▶ Exercise requirements: Do any lines in the data below contain "text"? If so, copy every one of them.

▶ Data provided:
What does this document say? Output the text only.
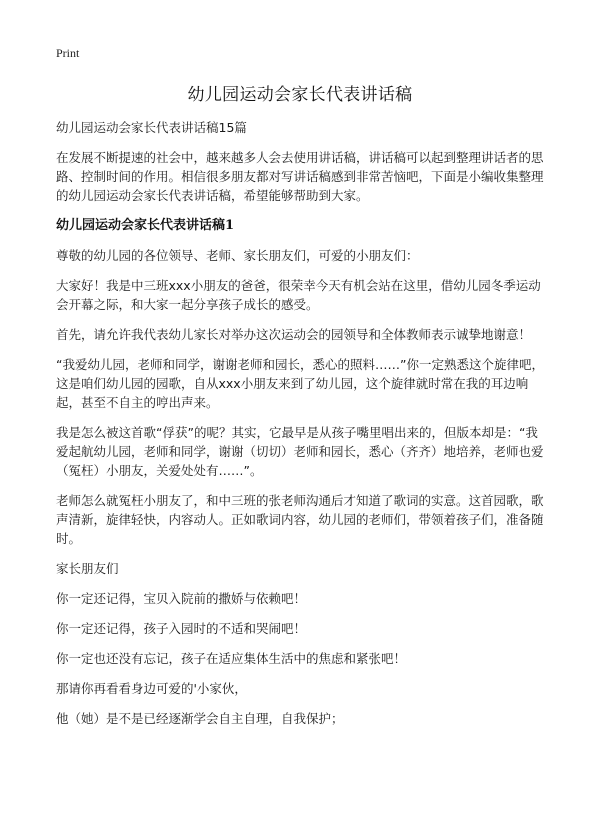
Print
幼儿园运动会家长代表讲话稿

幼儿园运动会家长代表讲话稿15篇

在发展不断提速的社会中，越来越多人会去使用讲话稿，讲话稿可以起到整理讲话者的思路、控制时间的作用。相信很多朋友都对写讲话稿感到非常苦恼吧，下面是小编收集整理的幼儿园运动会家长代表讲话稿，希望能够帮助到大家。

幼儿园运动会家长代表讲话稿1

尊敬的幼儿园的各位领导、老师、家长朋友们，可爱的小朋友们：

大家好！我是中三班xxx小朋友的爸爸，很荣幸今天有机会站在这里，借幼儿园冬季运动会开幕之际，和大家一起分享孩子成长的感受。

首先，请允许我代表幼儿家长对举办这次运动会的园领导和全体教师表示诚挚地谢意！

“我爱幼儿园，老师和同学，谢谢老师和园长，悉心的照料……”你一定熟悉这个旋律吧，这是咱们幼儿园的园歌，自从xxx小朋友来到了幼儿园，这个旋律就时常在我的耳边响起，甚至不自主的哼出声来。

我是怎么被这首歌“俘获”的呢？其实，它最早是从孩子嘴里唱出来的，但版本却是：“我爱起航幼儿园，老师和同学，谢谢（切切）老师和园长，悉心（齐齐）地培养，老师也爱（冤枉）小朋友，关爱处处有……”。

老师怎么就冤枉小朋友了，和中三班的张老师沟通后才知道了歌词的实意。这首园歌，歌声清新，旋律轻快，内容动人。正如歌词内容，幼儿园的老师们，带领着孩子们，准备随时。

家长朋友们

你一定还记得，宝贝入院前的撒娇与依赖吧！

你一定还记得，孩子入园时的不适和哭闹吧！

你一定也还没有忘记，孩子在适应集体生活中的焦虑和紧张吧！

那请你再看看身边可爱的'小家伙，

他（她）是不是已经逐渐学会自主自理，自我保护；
* * *
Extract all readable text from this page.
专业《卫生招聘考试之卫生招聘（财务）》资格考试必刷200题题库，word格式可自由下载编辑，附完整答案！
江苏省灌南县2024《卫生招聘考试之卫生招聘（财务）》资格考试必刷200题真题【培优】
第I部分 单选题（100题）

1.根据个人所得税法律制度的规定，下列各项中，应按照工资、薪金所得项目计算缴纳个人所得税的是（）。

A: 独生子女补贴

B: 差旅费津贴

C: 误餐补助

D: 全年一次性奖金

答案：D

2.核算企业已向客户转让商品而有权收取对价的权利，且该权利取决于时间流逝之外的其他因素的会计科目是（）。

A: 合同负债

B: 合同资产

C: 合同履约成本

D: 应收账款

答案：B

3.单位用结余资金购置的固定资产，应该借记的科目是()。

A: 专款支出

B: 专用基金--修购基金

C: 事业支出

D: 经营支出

▶ Response:
What does this document say? Output the text only.
Extract all readable text from this page.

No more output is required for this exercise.